--- OBJECTIVE ---
Return a copy of each line that holds the string "PRIMARY".

--- EXERCISE MATERIAL ---
* BEGIN *

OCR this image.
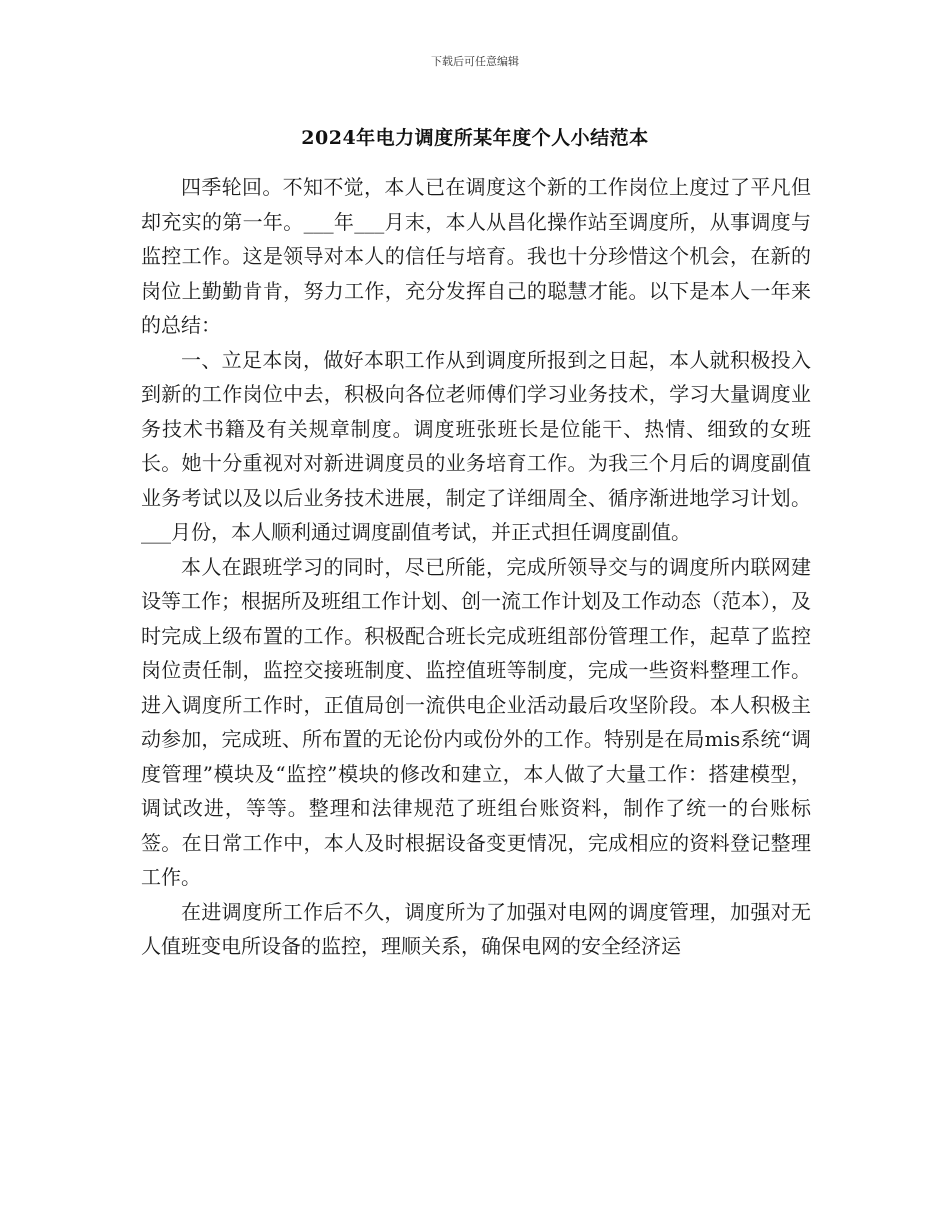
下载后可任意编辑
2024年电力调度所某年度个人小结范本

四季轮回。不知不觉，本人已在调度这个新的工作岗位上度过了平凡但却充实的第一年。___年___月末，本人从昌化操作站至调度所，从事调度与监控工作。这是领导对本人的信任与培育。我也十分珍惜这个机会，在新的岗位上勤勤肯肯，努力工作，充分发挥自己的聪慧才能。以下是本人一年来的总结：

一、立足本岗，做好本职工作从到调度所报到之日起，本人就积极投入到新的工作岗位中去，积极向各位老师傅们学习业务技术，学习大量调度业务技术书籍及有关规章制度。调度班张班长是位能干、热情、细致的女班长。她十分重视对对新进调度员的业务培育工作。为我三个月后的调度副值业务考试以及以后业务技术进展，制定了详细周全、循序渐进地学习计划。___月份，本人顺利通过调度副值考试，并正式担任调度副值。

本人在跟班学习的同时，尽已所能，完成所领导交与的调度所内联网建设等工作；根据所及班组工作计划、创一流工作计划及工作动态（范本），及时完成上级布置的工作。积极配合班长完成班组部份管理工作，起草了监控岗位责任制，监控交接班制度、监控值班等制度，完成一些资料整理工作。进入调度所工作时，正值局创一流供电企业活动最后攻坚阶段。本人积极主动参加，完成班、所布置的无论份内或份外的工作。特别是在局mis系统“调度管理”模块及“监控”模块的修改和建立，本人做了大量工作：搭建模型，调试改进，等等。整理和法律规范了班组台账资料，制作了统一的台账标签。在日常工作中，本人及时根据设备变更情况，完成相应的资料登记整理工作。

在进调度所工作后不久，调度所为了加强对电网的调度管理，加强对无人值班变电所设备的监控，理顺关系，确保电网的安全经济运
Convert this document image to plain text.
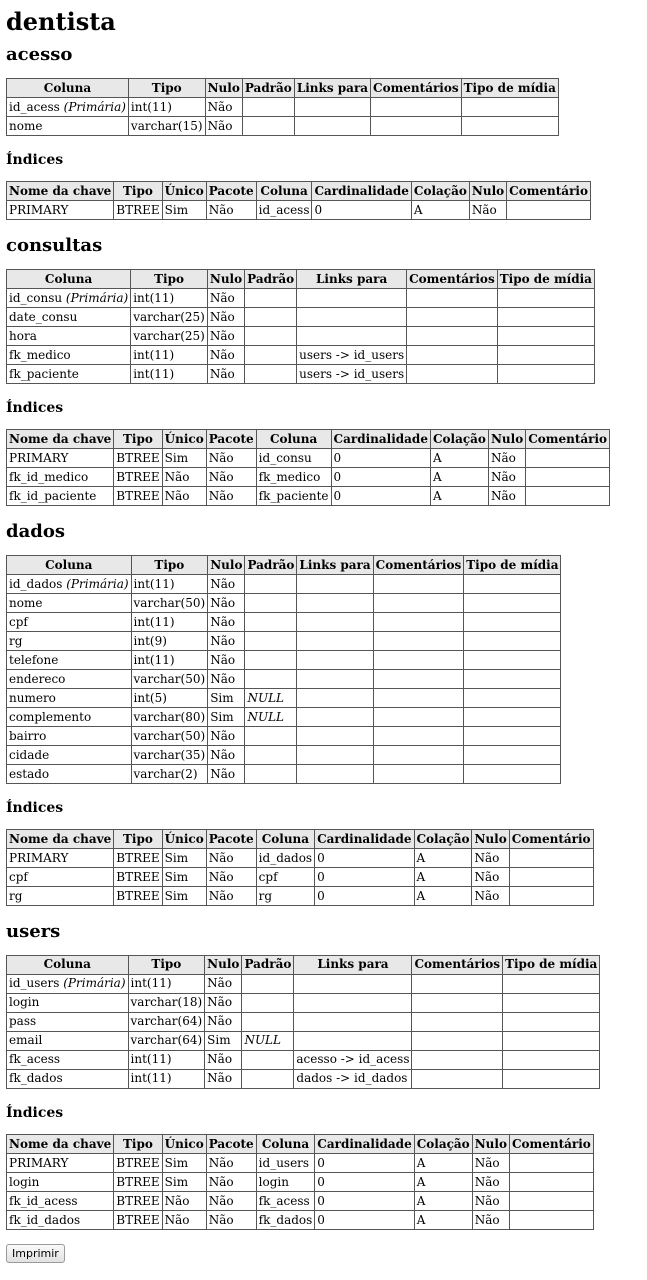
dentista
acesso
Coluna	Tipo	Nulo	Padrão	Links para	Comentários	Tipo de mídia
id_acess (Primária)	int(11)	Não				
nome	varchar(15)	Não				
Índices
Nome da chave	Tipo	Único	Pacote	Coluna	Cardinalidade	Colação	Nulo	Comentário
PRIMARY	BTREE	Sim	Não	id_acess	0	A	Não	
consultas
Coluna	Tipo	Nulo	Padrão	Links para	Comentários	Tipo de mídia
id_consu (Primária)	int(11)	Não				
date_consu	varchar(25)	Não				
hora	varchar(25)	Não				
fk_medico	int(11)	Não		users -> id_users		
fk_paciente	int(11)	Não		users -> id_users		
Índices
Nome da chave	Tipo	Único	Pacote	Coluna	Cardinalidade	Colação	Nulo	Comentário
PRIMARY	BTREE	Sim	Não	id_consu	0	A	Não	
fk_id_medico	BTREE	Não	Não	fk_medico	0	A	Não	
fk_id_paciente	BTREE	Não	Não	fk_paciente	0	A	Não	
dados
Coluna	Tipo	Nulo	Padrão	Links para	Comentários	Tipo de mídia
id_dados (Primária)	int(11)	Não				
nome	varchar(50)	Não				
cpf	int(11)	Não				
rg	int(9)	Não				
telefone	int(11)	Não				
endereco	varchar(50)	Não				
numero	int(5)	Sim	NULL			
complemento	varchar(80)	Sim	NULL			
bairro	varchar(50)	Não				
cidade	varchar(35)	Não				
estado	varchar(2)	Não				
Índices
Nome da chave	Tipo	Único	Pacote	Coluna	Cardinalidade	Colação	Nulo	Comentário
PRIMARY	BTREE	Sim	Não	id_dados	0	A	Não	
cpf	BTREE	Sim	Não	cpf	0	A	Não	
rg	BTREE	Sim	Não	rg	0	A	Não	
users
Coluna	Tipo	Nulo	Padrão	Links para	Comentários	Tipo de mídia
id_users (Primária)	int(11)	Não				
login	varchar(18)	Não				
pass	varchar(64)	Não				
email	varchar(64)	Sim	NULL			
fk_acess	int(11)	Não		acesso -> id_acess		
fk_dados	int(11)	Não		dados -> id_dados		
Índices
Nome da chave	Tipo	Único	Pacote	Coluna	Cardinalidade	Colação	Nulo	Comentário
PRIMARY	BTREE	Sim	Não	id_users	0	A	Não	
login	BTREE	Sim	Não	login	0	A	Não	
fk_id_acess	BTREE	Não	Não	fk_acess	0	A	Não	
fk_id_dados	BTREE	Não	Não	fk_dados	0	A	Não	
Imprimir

* END *

--- RESULT ---
PRIMARY	BTREE	Sim	Não	id_acess	0	A	Não	
PRIMARY	BTREE	Sim	Não	id_consu	0	A	Não	
PRIMARY	BTREE	Sim	Não	id_dados	0	A	Não	
PRIMARY	BTREE	Sim	Não	id_users	0	A	Não	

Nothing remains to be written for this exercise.